- EXERCISE OBJECTIVE -
Below is a block of data; give all of it again word for word.
------------------------------------------------------------
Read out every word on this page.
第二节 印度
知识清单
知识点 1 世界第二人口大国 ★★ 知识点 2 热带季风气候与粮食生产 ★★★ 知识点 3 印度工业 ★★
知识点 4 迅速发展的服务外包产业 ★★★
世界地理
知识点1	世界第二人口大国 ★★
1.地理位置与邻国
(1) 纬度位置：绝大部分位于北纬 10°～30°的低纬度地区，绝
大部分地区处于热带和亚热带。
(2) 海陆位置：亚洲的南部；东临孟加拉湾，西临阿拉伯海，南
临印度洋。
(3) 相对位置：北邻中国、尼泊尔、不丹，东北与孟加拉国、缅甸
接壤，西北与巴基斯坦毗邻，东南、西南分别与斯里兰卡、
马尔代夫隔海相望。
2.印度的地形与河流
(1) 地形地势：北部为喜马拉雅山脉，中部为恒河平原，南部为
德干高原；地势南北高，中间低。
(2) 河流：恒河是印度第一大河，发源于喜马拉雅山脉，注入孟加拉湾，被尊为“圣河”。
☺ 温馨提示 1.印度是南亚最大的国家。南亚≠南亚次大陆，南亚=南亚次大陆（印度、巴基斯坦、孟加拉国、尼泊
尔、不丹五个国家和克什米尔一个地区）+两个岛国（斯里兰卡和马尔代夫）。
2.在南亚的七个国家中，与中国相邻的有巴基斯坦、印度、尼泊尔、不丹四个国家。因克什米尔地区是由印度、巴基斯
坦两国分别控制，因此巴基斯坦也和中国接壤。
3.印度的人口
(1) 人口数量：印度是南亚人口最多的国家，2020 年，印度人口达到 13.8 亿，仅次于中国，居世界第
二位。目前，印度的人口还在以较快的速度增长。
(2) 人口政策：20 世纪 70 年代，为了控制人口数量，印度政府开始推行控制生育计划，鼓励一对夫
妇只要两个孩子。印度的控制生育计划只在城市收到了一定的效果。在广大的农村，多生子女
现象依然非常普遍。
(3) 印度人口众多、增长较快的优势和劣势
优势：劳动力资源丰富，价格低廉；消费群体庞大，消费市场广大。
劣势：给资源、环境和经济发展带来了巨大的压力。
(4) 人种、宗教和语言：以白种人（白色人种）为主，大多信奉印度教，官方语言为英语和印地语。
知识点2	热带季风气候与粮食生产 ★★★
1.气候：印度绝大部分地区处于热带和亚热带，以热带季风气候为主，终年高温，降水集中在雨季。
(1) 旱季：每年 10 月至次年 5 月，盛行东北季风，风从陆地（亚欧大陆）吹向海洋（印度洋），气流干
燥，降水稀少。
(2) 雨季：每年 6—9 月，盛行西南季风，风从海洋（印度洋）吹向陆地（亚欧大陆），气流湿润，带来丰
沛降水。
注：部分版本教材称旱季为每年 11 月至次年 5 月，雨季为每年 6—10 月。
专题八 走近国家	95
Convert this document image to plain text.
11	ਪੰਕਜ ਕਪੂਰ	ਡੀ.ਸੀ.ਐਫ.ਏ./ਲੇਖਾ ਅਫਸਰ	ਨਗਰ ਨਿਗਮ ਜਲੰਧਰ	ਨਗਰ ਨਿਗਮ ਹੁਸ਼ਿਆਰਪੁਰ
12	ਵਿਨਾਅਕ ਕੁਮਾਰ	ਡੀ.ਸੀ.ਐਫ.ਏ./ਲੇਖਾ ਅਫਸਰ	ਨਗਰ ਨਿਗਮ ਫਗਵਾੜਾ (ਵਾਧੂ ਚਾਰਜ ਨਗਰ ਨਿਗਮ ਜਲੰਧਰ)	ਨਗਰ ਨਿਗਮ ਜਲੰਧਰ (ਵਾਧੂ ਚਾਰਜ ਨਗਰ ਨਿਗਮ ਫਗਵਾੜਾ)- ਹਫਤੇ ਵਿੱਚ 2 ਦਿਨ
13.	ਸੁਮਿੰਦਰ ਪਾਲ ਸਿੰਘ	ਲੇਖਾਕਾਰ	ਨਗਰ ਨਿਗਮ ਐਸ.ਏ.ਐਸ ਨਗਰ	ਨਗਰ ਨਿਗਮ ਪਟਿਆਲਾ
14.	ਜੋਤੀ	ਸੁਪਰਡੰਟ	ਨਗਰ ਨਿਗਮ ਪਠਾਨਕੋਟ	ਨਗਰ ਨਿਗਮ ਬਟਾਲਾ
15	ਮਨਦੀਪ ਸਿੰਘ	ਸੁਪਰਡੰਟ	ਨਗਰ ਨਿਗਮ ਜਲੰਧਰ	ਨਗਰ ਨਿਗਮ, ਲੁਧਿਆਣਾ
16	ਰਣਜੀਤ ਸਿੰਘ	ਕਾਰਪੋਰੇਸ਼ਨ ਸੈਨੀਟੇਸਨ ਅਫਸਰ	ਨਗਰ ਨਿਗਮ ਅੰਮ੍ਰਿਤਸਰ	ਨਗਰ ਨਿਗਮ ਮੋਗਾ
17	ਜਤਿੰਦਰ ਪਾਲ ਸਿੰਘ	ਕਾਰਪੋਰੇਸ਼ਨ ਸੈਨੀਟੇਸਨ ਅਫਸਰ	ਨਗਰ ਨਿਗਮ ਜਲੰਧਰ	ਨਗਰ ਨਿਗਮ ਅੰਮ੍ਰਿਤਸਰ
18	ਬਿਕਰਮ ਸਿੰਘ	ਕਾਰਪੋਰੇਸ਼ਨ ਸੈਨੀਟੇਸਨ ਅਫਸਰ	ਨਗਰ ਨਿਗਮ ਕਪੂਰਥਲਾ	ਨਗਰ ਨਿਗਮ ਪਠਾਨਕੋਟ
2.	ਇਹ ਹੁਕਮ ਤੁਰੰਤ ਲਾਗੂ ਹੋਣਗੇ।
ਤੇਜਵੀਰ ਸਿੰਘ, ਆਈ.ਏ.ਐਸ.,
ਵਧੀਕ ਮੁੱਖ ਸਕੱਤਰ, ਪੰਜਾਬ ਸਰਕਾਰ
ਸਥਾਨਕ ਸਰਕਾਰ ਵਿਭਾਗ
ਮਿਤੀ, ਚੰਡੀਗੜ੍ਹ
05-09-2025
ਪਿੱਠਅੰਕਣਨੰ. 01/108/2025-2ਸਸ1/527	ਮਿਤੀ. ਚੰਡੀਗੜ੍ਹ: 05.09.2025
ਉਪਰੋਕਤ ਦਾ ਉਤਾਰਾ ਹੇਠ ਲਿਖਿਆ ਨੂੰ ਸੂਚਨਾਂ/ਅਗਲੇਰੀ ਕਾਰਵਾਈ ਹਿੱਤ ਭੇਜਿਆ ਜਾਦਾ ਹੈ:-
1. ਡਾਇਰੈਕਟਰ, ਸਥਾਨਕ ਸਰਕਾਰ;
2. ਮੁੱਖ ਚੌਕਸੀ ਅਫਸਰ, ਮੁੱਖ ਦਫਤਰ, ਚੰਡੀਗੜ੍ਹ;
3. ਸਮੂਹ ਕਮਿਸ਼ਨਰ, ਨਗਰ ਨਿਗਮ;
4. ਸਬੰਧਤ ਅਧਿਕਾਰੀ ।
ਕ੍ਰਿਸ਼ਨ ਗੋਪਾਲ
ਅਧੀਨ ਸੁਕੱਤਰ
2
------------------------------------------------------------
- ANSWER TO THE PROBLEM -
Read out every word on this page.
第二节 印度
知识清单
知识点 1 世界第二人口大国 ★★ 知识点 2 热带季风气候与粮食生产 ★★★ 知识点 3 印度工业 ★★
知识点 4 迅速发展的服务外包产业 ★★★
世界地理
知识点1	世界第二人口大国 ★★
1.地理位置与邻国
(1) 纬度位置：绝大部分位于北纬 10°～30°的低纬度地区，绝
大部分地区处于热带和亚热带。
(2) 海陆位置：亚洲的南部；东临孟加拉湾，西临阿拉伯海，南
临印度洋。
(3) 相对位置：北邻中国、尼泊尔、不丹，东北与孟加拉国、缅甸
接壤，西北与巴基斯坦毗邻，东南、西南分别与斯里兰卡、
马尔代夫隔海相望。
2.印度的地形与河流
(1) 地形地势：北部为喜马拉雅山脉，中部为恒河平原，南部为
德干高原；地势南北高，中间低。
(2) 河流：恒河是印度第一大河，发源于喜马拉雅山脉，注入孟加拉湾，被尊为“圣河”。
☺ 温馨提示 1.印度是南亚最大的国家。南亚≠南亚次大陆，南亚=南亚次大陆（印度、巴基斯坦、孟加拉国、尼泊
尔、不丹五个国家和克什米尔一个地区）+两个岛国（斯里兰卡和马尔代夫）。
2.在南亚的七个国家中，与中国相邻的有巴基斯坦、印度、尼泊尔、不丹四个国家。因克什米尔地区是由印度、巴基斯
坦两国分别控制，因此巴基斯坦也和中国接壤。
3.印度的人口
(1) 人口数量：印度是南亚人口最多的国家，2020 年，印度人口达到 13.8 亿，仅次于中国，居世界第
二位。目前，印度的人口还在以较快的速度增长。
(2) 人口政策：20 世纪 70 年代，为了控制人口数量，印度政府开始推行控制生育计划，鼓励一对夫
妇只要两个孩子。印度的控制生育计划只在城市收到了一定的效果。在广大的农村，多生子女
现象依然非常普遍。
(3) 印度人口众多、增长较快的优势和劣势
优势：劳动力资源丰富，价格低廉；消费群体庞大，消费市场广大。
劣势：给资源、环境和经济发展带来了巨大的压力。
(4) 人种、宗教和语言：以白种人（白色人种）为主，大多信奉印度教，官方语言为英语和印地语。
知识点2	热带季风气候与粮食生产 ★★★
1.气候：印度绝大部分地区处于热带和亚热带，以热带季风气候为主，终年高温，降水集中在雨季。
(1) 旱季：每年 10 月至次年 5 月，盛行东北季风，风从陆地（亚欧大陆）吹向海洋（印度洋），气流干
燥，降水稀少。
(2) 雨季：每年 6—9 月，盛行西南季风，风从海洋（印度洋）吹向陆地（亚欧大陆），气流湿润，带来丰
沛降水。
注：部分版本教材称旱季为每年 11 月至次年 5 月，雨季为每年 6—10 月。
专题八 走近国家	95
Convert this document image to plain text.
11	ਪੰਕਜ ਕਪੂਰ	ਡੀ.ਸੀ.ਐਫ.ਏ./ਲੇਖਾ ਅਫਸਰ	ਨਗਰ ਨਿਗਮ ਜਲੰਧਰ	ਨਗਰ ਨਿਗਮ ਹੁਸ਼ਿਆਰਪੁਰ
12	ਵਿਨਾਅਕ ਕੁਮਾਰ	ਡੀ.ਸੀ.ਐਫ.ਏ./ਲੇਖਾ ਅਫਸਰ	ਨਗਰ ਨਿਗਮ ਫਗਵਾੜਾ (ਵਾਧੂ ਚਾਰਜ ਨਗਰ ਨਿਗਮ ਜਲੰਧਰ)	ਨਗਰ ਨਿਗਮ ਜਲੰਧਰ (ਵਾਧੂ ਚਾਰਜ ਨਗਰ ਨਿਗਮ ਫਗਵਾੜਾ)- ਹਫਤੇ ਵਿੱਚ 2 ਦਿਨ
13.	ਸੁਮਿੰਦਰ ਪਾਲ ਸਿੰਘ	ਲੇਖਾਕਾਰ	ਨਗਰ ਨਿਗਮ ਐਸ.ਏ.ਐਸ ਨਗਰ	ਨਗਰ ਨਿਗਮ ਪਟਿਆਲਾ
14.	ਜੋਤੀ	ਸੁਪਰਡੰਟ	ਨਗਰ ਨਿਗਮ ਪਠਾਨਕੋਟ	ਨਗਰ ਨਿਗਮ ਬਟਾਲਾ
15	ਮਨਦੀਪ ਸਿੰਘ	ਸੁਪਰਡੰਟ	ਨਗਰ ਨਿਗਮ ਜਲੰਧਰ	ਨਗਰ ਨਿਗਮ, ਲੁਧਿਆਣਾ
16	ਰਣਜੀਤ ਸਿੰਘ	ਕਾਰਪੋਰੇਸ਼ਨ ਸੈਨੀਟੇਸਨ ਅਫਸਰ	ਨਗਰ ਨਿਗਮ ਅੰਮ੍ਰਿਤਸਰ	ਨਗਰ ਨਿਗਮ ਮੋਗਾ
17	ਜਤਿੰਦਰ ਪਾਲ ਸਿੰਘ	ਕਾਰਪੋਰੇਸ਼ਨ ਸੈਨੀਟੇਸਨ ਅਫਸਰ	ਨਗਰ ਨਿਗਮ ਜਲੰਧਰ	ਨਗਰ ਨਿਗਮ ਅੰਮ੍ਰਿਤਸਰ
18	ਬਿਕਰਮ ਸਿੰਘ	ਕਾਰਪੋਰੇਸ਼ਨ ਸੈਨੀਟੇਸਨ ਅਫਸਰ	ਨਗਰ ਨਿਗਮ ਕਪੂਰਥਲਾ	ਨਗਰ ਨਿਗਮ ਪਠਾਨਕੋਟ
2.	ਇਹ ਹੁਕਮ ਤੁਰੰਤ ਲਾਗੂ ਹੋਣਗੇ।
ਤੇਜਵੀਰ ਸਿੰਘ, ਆਈ.ਏ.ਐਸ.,
ਵਧੀਕ ਮੁੱਖ ਸਕੱਤਰ, ਪੰਜਾਬ ਸਰਕਾਰ
ਸਥਾਨਕ ਸਰਕਾਰ ਵਿਭਾਗ
ਮਿਤੀ, ਚੰਡੀਗੜ੍ਹ
05-09-2025
ਪਿੱਠਅੰਕਣਨੰ. 01/108/2025-2ਸਸ1/527	ਮਿਤੀ. ਚੰਡੀਗੜ੍ਹ: 05.09.2025
ਉਪਰੋਕਤ ਦਾ ਉਤਾਰਾ ਹੇਠ ਲਿਖਿਆ ਨੂੰ ਸੂਚਨਾਂ/ਅਗਲੇਰੀ ਕਾਰਵਾਈ ਹਿੱਤ ਭੇਜਿਆ ਜਾਦਾ ਹੈ:-
1. ਡਾਇਰੈਕਟਰ, ਸਥਾਨਕ ਸਰਕਾਰ;
2. ਮੁੱਖ ਚੌਕਸੀ ਅਫਸਰ, ਮੁੱਖ ਦਫਤਰ, ਚੰਡੀਗੜ੍ਹ;
3. ਸਮੂਹ ਕਮਿਸ਼ਨਰ, ਨਗਰ ਨਿਗਮ;
4. ਸਬੰਧਤ ਅਧਿਕਾਰੀ ।
ਕ੍ਰਿਸ਼ਨ ਗੋਪਾਲ
ਅਧੀਨ ਸੁਕੱਤਰ
2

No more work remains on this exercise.